# Required task
Each entry below must be repeated exactly, with pictures left out.

# Material supplied
----

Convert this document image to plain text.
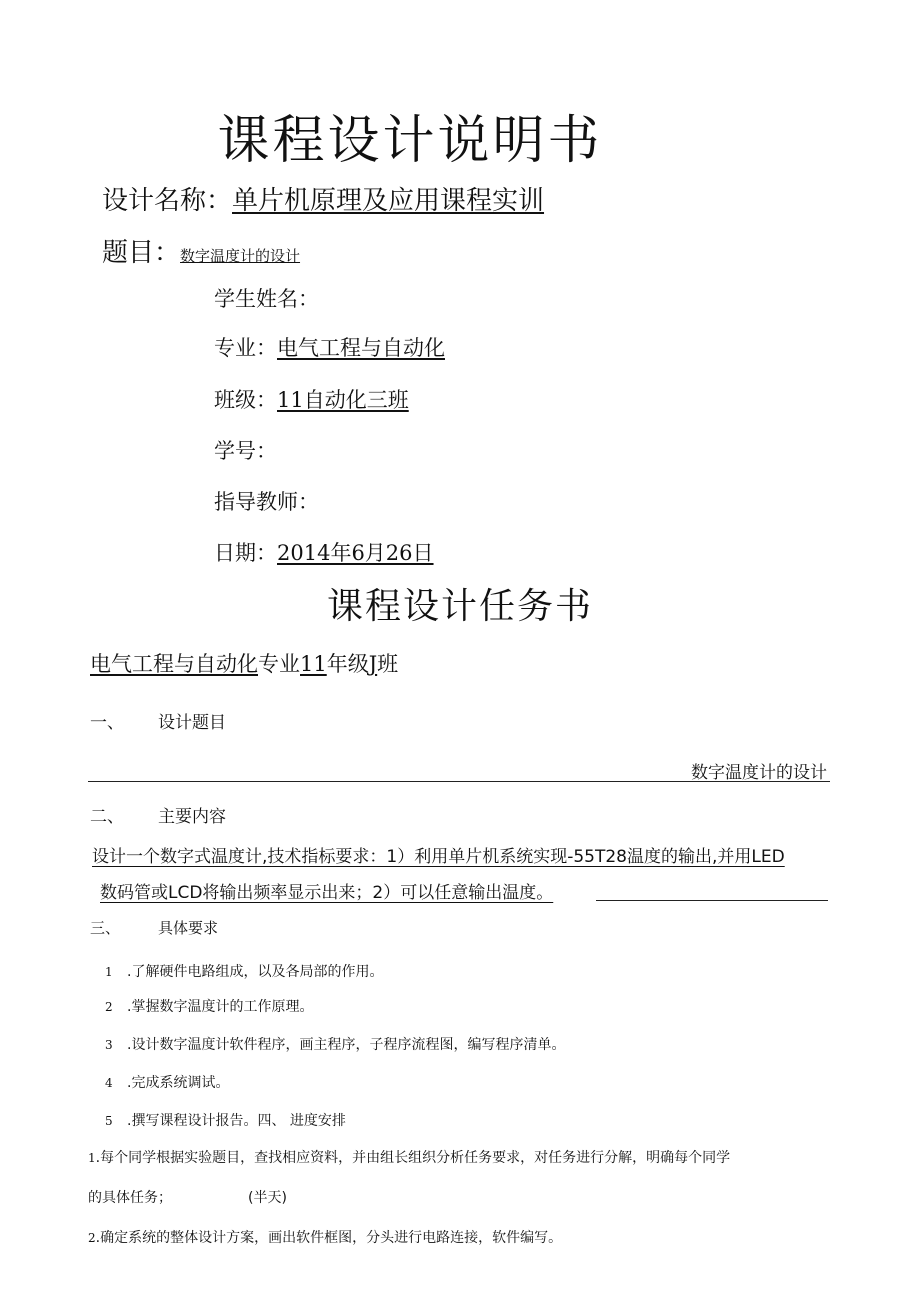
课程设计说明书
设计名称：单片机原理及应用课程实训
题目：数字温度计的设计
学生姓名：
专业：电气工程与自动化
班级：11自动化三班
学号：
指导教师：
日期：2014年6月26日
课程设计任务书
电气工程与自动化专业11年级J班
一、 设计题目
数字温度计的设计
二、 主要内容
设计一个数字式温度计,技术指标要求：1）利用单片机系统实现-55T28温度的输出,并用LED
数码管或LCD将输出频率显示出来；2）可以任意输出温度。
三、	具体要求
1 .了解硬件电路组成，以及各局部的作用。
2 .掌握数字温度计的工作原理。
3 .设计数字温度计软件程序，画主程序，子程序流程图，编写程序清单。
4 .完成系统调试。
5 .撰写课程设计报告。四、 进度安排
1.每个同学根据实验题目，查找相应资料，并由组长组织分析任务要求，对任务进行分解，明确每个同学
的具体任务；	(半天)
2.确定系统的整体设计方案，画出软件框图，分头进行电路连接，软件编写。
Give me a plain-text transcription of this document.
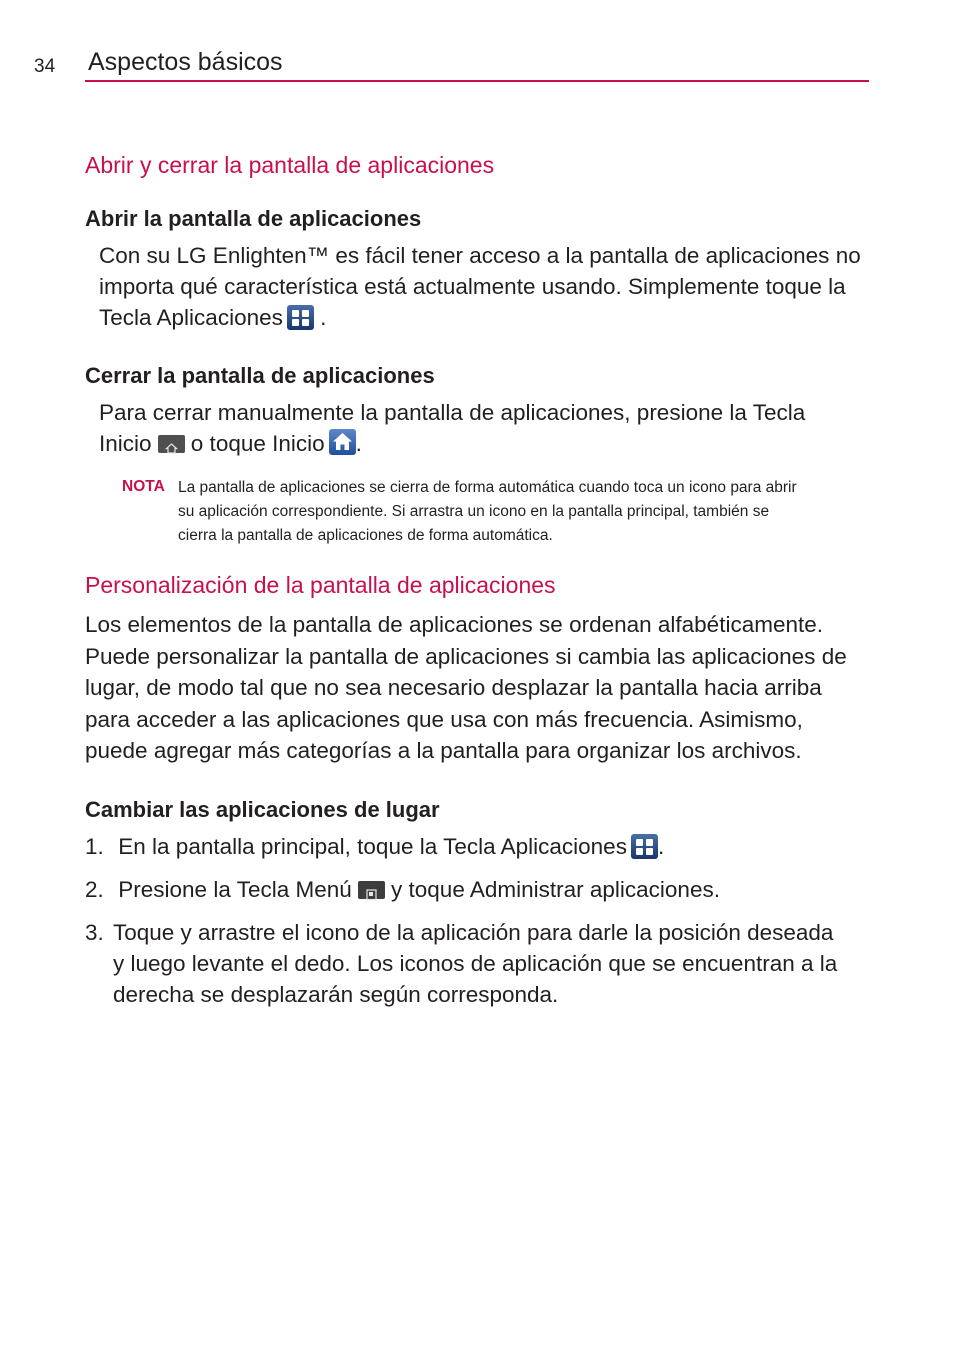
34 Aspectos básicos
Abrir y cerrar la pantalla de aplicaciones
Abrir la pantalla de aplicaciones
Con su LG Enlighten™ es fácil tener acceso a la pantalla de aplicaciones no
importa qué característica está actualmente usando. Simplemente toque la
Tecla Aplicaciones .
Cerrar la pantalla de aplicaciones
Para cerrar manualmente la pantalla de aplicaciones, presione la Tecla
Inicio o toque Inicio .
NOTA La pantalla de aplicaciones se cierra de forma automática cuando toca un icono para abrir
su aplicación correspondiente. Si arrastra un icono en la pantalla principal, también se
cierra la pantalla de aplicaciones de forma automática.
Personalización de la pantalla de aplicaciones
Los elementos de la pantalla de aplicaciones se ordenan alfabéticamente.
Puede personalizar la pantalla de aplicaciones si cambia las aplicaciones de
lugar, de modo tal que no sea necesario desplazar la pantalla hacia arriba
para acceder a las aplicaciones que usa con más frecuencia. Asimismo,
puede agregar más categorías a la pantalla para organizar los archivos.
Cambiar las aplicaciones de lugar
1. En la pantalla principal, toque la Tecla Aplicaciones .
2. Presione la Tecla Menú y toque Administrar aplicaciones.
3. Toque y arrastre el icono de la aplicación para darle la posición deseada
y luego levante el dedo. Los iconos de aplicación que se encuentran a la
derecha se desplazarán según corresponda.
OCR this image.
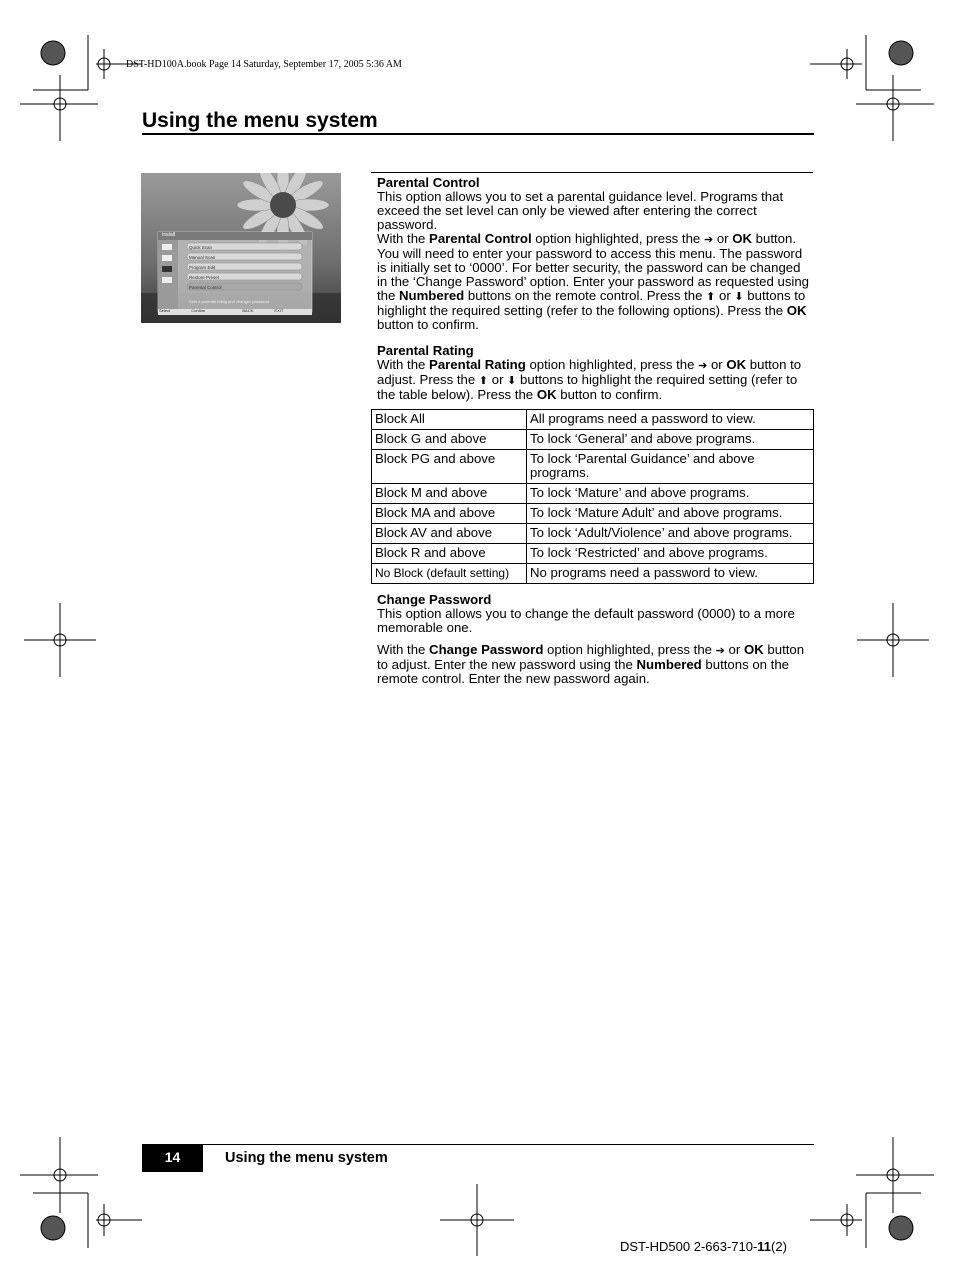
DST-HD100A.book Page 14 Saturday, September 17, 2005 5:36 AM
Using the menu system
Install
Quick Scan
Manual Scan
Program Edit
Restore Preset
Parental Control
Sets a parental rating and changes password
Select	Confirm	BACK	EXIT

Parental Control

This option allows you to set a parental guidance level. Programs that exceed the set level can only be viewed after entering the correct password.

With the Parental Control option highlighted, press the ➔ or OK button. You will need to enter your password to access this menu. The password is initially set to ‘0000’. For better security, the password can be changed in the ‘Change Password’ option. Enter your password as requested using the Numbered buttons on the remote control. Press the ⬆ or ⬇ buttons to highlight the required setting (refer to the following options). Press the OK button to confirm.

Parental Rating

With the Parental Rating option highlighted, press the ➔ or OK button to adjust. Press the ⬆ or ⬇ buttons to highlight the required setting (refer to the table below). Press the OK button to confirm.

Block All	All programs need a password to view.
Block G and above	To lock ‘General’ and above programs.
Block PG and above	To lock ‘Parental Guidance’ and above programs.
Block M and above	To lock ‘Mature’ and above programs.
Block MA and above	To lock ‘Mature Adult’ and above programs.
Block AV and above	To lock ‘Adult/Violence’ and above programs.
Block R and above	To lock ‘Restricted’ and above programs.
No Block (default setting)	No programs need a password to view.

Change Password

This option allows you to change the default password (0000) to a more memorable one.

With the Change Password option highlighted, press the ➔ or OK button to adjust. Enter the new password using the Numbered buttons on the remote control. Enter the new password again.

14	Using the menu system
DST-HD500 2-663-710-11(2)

----

# The response
Convert this document image to plain text.
课程设计说明书
设计名称：单片机原理及应用课程实训
题目：数字温度计的设计
学生姓名：
专业：电气工程与自动化
班级：11自动化三班
学号：
指导教师：
日期：2014年6月26日
课程设计任务书
电气工程与自动化专业11年级J班
一、 设计题目
数字温度计的设计
二、 主要内容
设计一个数字式温度计,技术指标要求：1）利用单片机系统实现-55T28温度的输出,并用LED
数码管或LCD将输出频率显示出来；2）可以任意输出温度。
三、	具体要求
1 .了解硬件电路组成，以及各局部的作用。
2 .掌握数字温度计的工作原理。
3 .设计数字温度计软件程序，画主程序，子程序流程图，编写程序清单。
4 .完成系统调试。
5 .撰写课程设计报告。四、 进度安排
1.每个同学根据实验题目，查找相应资料，并由组长组织分析任务要求，对任务进行分解，明确每个同学
的具体任务；	(半天)
2.确定系统的整体设计方案，画出软件框图，分头进行电路连接，软件编写。
Give me a plain-text transcription of this document.
34 Aspectos básicos
Abrir y cerrar la pantalla de aplicaciones
Abrir la pantalla de aplicaciones
Con su LG Enlighten™ es fácil tener acceso a la pantalla de aplicaciones no
importa qué característica está actualmente usando. Simplemente toque la
Tecla Aplicaciones .
Cerrar la pantalla de aplicaciones
Para cerrar manualmente la pantalla de aplicaciones, presione la Tecla
Inicio o toque Inicio .
NOTA La pantalla de aplicaciones se cierra de forma automática cuando toca un icono para abrir
su aplicación correspondiente. Si arrastra un icono en la pantalla principal, también se
cierra la pantalla de aplicaciones de forma automática.
Personalización de la pantalla de aplicaciones
Los elementos de la pantalla de aplicaciones se ordenan alfabéticamente.
Puede personalizar la pantalla de aplicaciones si cambia las aplicaciones de
lugar, de modo tal que no sea necesario desplazar la pantalla hacia arriba
para acceder a las aplicaciones que usa con más frecuencia. Asimismo,
puede agregar más categorías a la pantalla para organizar los archivos.
Cambiar las aplicaciones de lugar
1. En la pantalla principal, toque la Tecla Aplicaciones .
2. Presione la Tecla Menú y toque Administrar aplicaciones.
3. Toque y arrastre el icono de la aplicación para darle la posición deseada
y luego levante el dedo. Los iconos de aplicación que se encuentran a la
derecha se desplazarán según corresponda.
OCR this image.
DST-HD100A.book Page 14 Saturday, September 17, 2005 5:36 AM
Using the menu system
Install
Quick Scan
Manual Scan
Program Edit
Restore Preset
Parental Control
Sets a parental rating and changes password
Select	Confirm	BACK	EXIT

Parental Control

This option allows you to set a parental guidance level. Programs that exceed the set level can only be viewed after entering the correct password.

With the Parental Control option highlighted, press the ➔ or OK button. You will need to enter your password to access this menu. The password is initially set to ‘0000’. For better security, the password can be changed in the ‘Change Password’ option. Enter your password as requested using the Numbered buttons on the remote control. Press the ⬆ or ⬇ buttons to highlight the required setting (refer to the following options). Press the OK button to confirm.

Parental Rating

With the Parental Rating option highlighted, press the ➔ or OK button to adjust. Press the ⬆ or ⬇ buttons to highlight the required setting (refer to the table below). Press the OK button to confirm.

Block All	All programs need a password to view.
Block G and above	To lock ‘General’ and above programs.
Block PG and above	To lock ‘Parental Guidance’ and above programs.
Block M and above	To lock ‘Mature’ and above programs.
Block MA and above	To lock ‘Mature Adult’ and above programs.
Block AV and above	To lock ‘Adult/Violence’ and above programs.
Block R and above	To lock ‘Restricted’ and above programs.
No Block (default setting)	No programs need a password to view.

Change Password

This option allows you to change the default password (0000) to a more memorable one.

With the Change Password option highlighted, press the ➔ or OK button to adjust. Enter the new password using the Numbered buttons on the remote control. Enter the new password again.

14	Using the menu system
DST-HD500 2-663-710-11(2)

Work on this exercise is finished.